→ **Directions**:
Transcribe all of the records word for word, but omit the pictures.
--
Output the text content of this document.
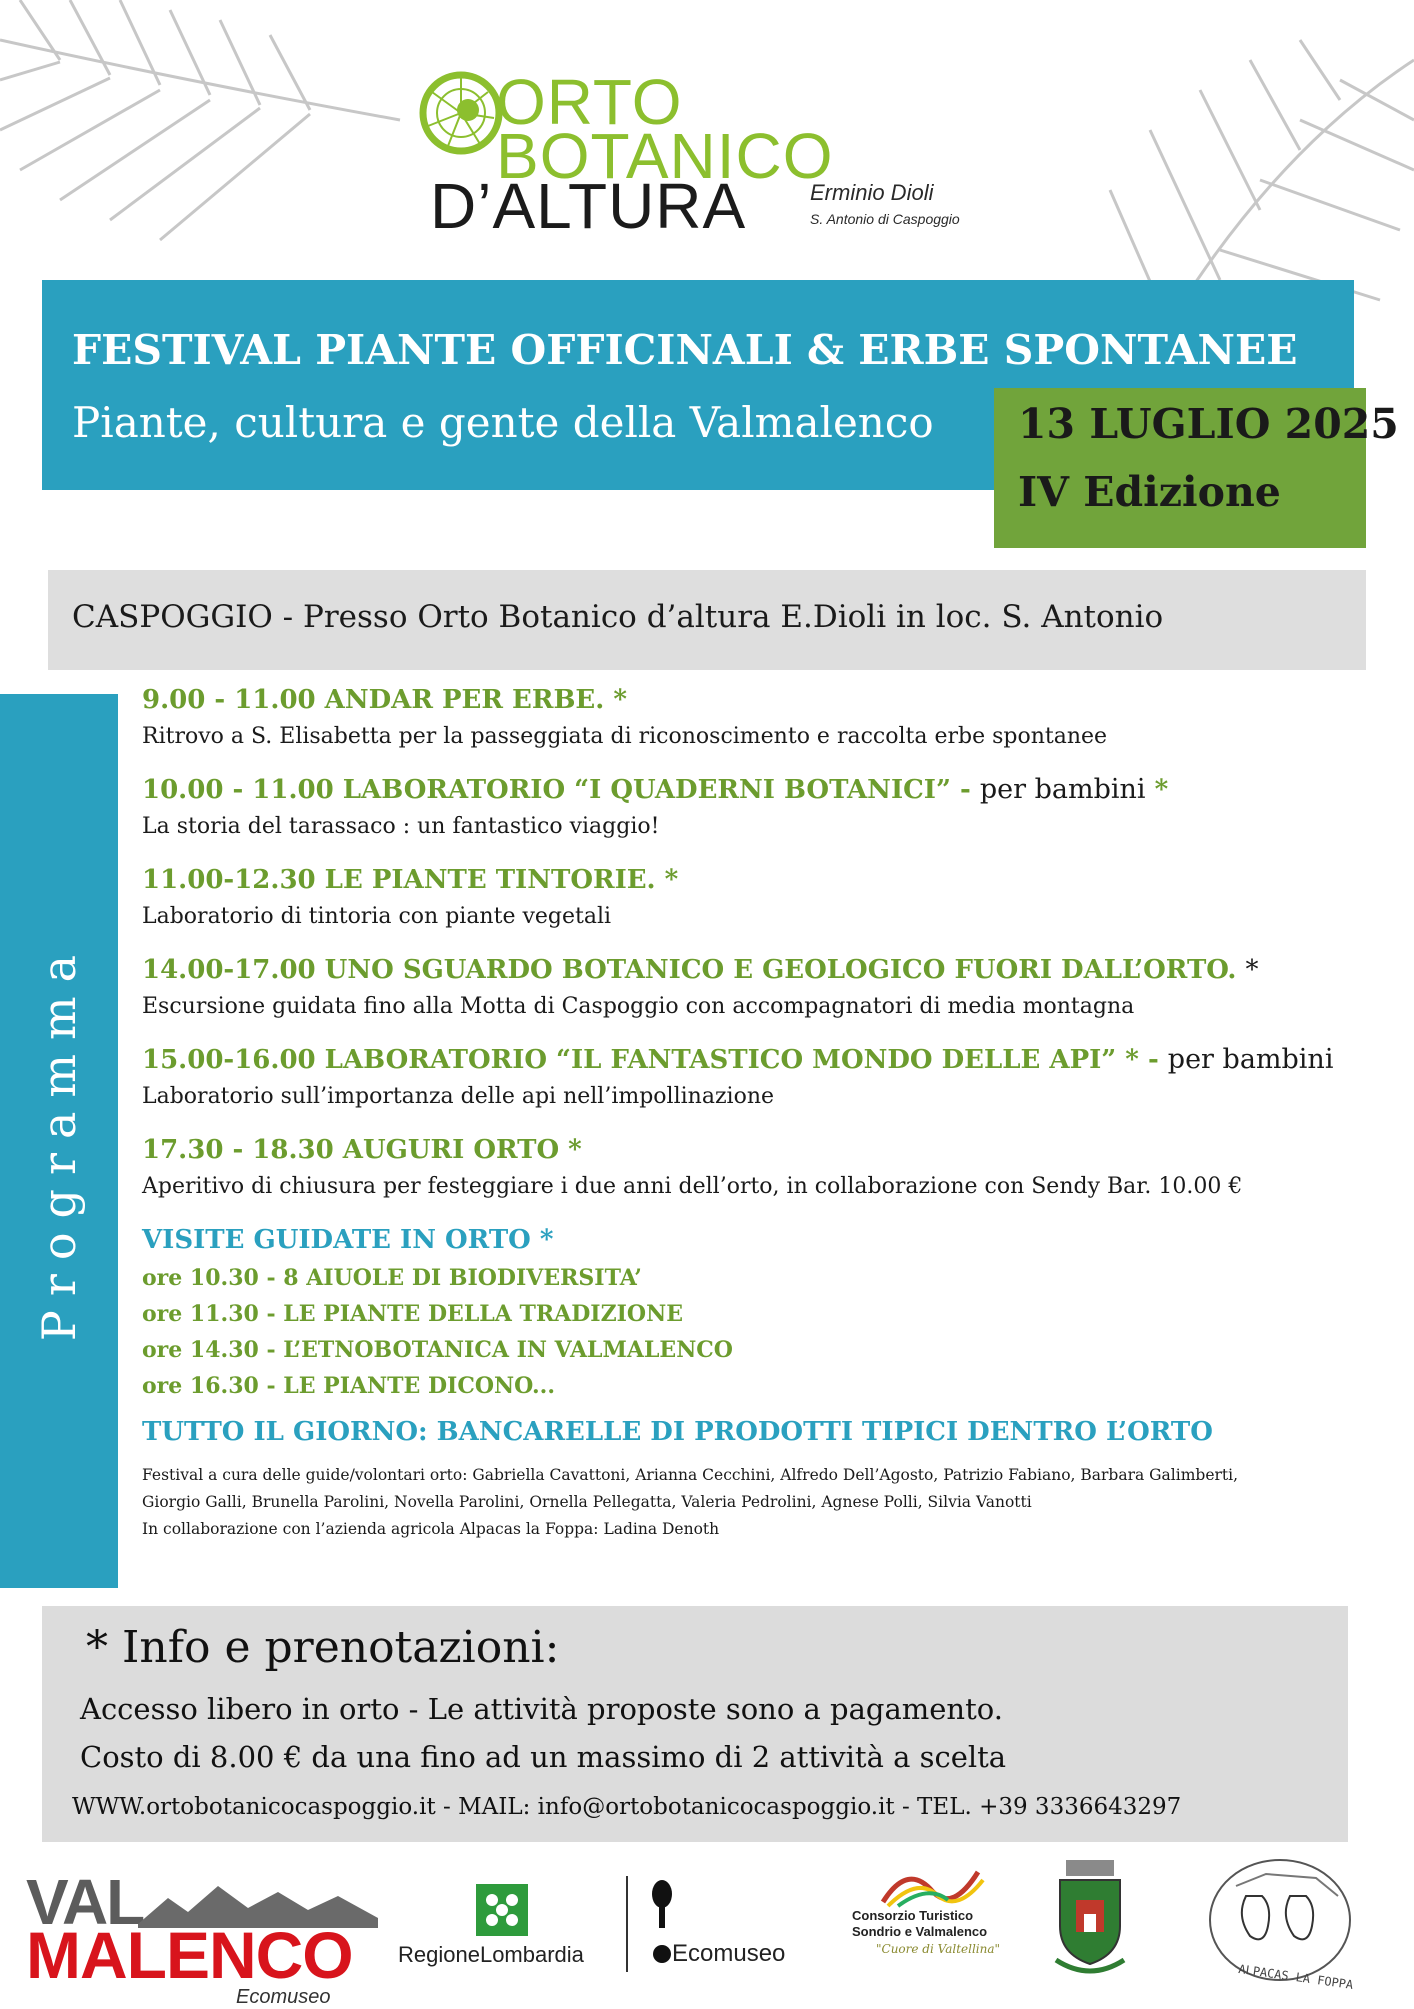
ORTO
BOTANICO
D’ALTURA	Erminio Dioli
S. Antonio di Caspoggio
FESTIVAL PIANTE OFFICINALI & ERBE SPONTANEE
Piante, cultura e gente della Valmalenco 13 LUGLIO 2025
IV Edizione
CASPOGGIO - Presso Orto Botanico d’altura E.Dioli in loc. S. Antonio
Programma
9.00 - 11.00 ANDAR PER ERBE. *
Ritrovo a S. Elisabetta per la passeggiata di riconoscimento e raccolta erbe spontanee
10.00 - 11.00 LABORATORIO “I QUADERNI BOTANICI” - per bambini *
La storia del tarassaco : un fantastico viaggio!
11.00-12.30 LE PIANTE TINTORIE. *
Laboratorio di tintoria con piante vegetali
14.00-17.00 UNO SGUARDO BOTANICO E GEOLOGICO FUORI DALL’ORTO. *
Escursione guidata fino alla Motta di Caspoggio con accompagnatori di media montagna
15.00-16.00 LABORATORIO “IL FANTASTICO MONDO DELLE API” * - per bambini
Laboratorio sull’importanza delle api nell’impollinazione
17.30 - 18.30 AUGURI ORTO *
Aperitivo di chiusura per festeggiare i due anni dell’orto, in collaborazione con Sendy Bar. 10.00 €
VISITE GUIDATE IN ORTO *
ore 10.30 - 8 AIUOLE DI BIODIVERSITA’
ore 11.30 - LE PIANTE DELLA TRADIZIONE
ore 14.30 - L’ETNOBOTANICA IN VALMALENCO
ore 16.30 - LE PIANTE DICONO...
TUTTO IL GIORNO: BANCARELLE DI PRODOTTI TIPICI DENTRO L’ORTO
Festival a cura delle guide/volontari orto: Gabriella Cavattoni, Arianna Cecchini, Alfredo Dell’Agosto, Patrizio Fabiano, Barbara Galimberti,
Giorgio Galli, Brunella Parolini, Novella Parolini, Ornella Pellegatta, Valeria Pedrolini, Agnese Polli, Silvia Vanotti
In collaborazione con l’azienda agricola Alpacas la Foppa: Ladina Denoth
* Info e prenotazioni:
Accesso libero in orto - Le attività proposte sono a pagamento.
Costo di 8.00 € da una fino ad un massimo di 2 attività a scelta
WWW.ortobotanicocaspoggio.it - MAIL: info@ortobotanicocaspoggio.it - TEL. +39 3336643297
VAL
MALENCO
Ecomuseo
RegioneLombardia	Ecomuseo
Consorzio Turistico
Sondrio e Valmalenco
"Cuore di Valtellina"
ALPACAS LA FOPPA
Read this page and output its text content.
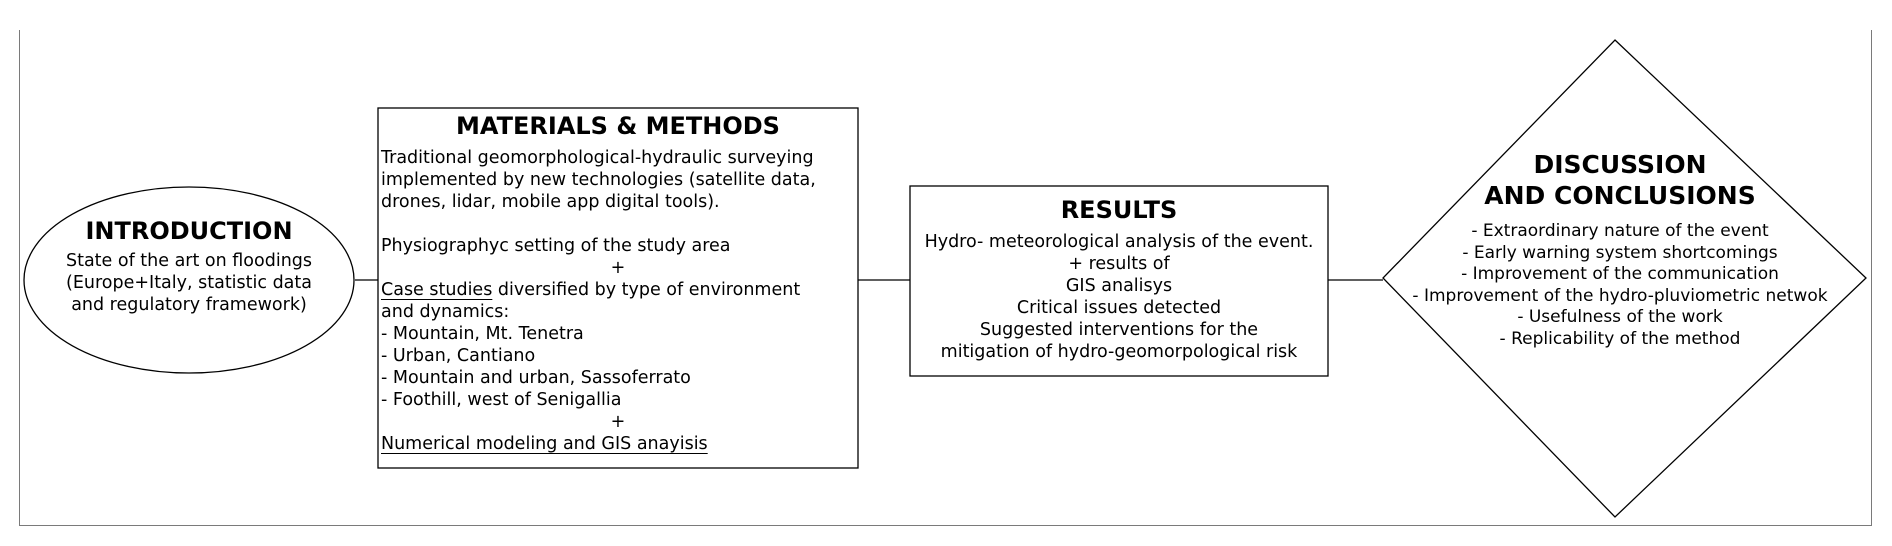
INTRODUCTION

State of the art on floodings

(Europe+Italy, statistic data

and regulatory framework)

MATERIALS & METHODS

Traditional geomorphological-hydraulic surveying

implemented by new technologies (satellite data,

drones, lidar, mobile app digital tools).

Physiographyc setting of the study area

+

Case studies diversified by type of environment

and dynamics:

- Mountain, Mt. Tenetra

- Urban, Cantiano

- Mountain and urban, Sassoferrato

- Foothill, west of Senigallia

+

Numerical modeling and GIS anayisis

RESULTS

Hydro- meteorological analysis of the event.

+ results of

GIS analisys

Critical issues detected

Suggested interventions for the

mitigation of hydro-geomorpological risk

DISCUSSION

AND CONCLUSIONS

- Extraordinary nature of the event

- Early warning system shortcomings

- Improvement of the communication

- Improvement of the hydro-pluviometric netwok

- Usefulness of the work

- Replicability of the method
--
→ **Expected output**:
Output the text content of this document.
ORTO
BOTANICO
D’ALTURA	Erminio Dioli
S. Antonio di Caspoggio
FESTIVAL PIANTE OFFICINALI & ERBE SPONTANEE
Piante, cultura e gente della Valmalenco 13 LUGLIO 2025
IV Edizione
CASPOGGIO - Presso Orto Botanico d’altura E.Dioli in loc. S. Antonio
Programma
9.00 - 11.00 ANDAR PER ERBE. *
Ritrovo a S. Elisabetta per la passeggiata di riconoscimento e raccolta erbe spontanee
10.00 - 11.00 LABORATORIO “I QUADERNI BOTANICI” - per bambini *
La storia del tarassaco : un fantastico viaggio!
11.00-12.30 LE PIANTE TINTORIE. *
Laboratorio di tintoria con piante vegetali
14.00-17.00 UNO SGUARDO BOTANICO E GEOLOGICO FUORI DALL’ORTO. *
Escursione guidata fino alla Motta di Caspoggio con accompagnatori di media montagna
15.00-16.00 LABORATORIO “IL FANTASTICO MONDO DELLE API” * - per bambini
Laboratorio sull’importanza delle api nell’impollinazione
17.30 - 18.30 AUGURI ORTO *
Aperitivo di chiusura per festeggiare i due anni dell’orto, in collaborazione con Sendy Bar. 10.00 €
VISITE GUIDATE IN ORTO *
ore 10.30 - 8 AIUOLE DI BIODIVERSITA’
ore 11.30 - LE PIANTE DELLA TRADIZIONE
ore 14.30 - L’ETNOBOTANICA IN VALMALENCO
ore 16.30 - LE PIANTE DICONO...
TUTTO IL GIORNO: BANCARELLE DI PRODOTTI TIPICI DENTRO L’ORTO
Festival a cura delle guide/volontari orto: Gabriella Cavattoni, Arianna Cecchini, Alfredo Dell’Agosto, Patrizio Fabiano, Barbara Galimberti,
Giorgio Galli, Brunella Parolini, Novella Parolini, Ornella Pellegatta, Valeria Pedrolini, Agnese Polli, Silvia Vanotti
In collaborazione con l’azienda agricola Alpacas la Foppa: Ladina Denoth
* Info e prenotazioni:
Accesso libero in orto - Le attività proposte sono a pagamento.
Costo di 8.00 € da una fino ad un massimo di 2 attività a scelta
WWW.ortobotanicocaspoggio.it - MAIL: info@ortobotanicocaspoggio.it - TEL. +39 3336643297
VAL
MALENCO
Ecomuseo
RegioneLombardia	Ecomuseo
Consorzio Turistico
Sondrio e Valmalenco
"Cuore di Valtellina"
ALPACAS LA FOPPA
Read this page and output its text content.
INTRODUCTION

State of the art on floodings

(Europe+Italy, statistic data

and regulatory framework)

MATERIALS & METHODS

Traditional geomorphological-hydraulic surveying

implemented by new technologies (satellite data,

drones, lidar, mobile app digital tools).

Physiographyc setting of the study area

+

Case studies diversified by type of environment

and dynamics:

- Mountain, Mt. Tenetra

- Urban, Cantiano

- Mountain and urban, Sassoferrato

- Foothill, west of Senigallia

+

Numerical modeling and GIS anayisis

RESULTS

Hydro- meteorological analysis of the event.

+ results of

GIS analisys

Critical issues detected

Suggested interventions for the

mitigation of hydro-geomorpological risk

DISCUSSION

AND CONCLUSIONS

- Extraordinary nature of the event

- Early warning system shortcomings

- Improvement of the communication

- Improvement of the hydro-pluviometric netwok

- Usefulness of the work

- Replicability of the method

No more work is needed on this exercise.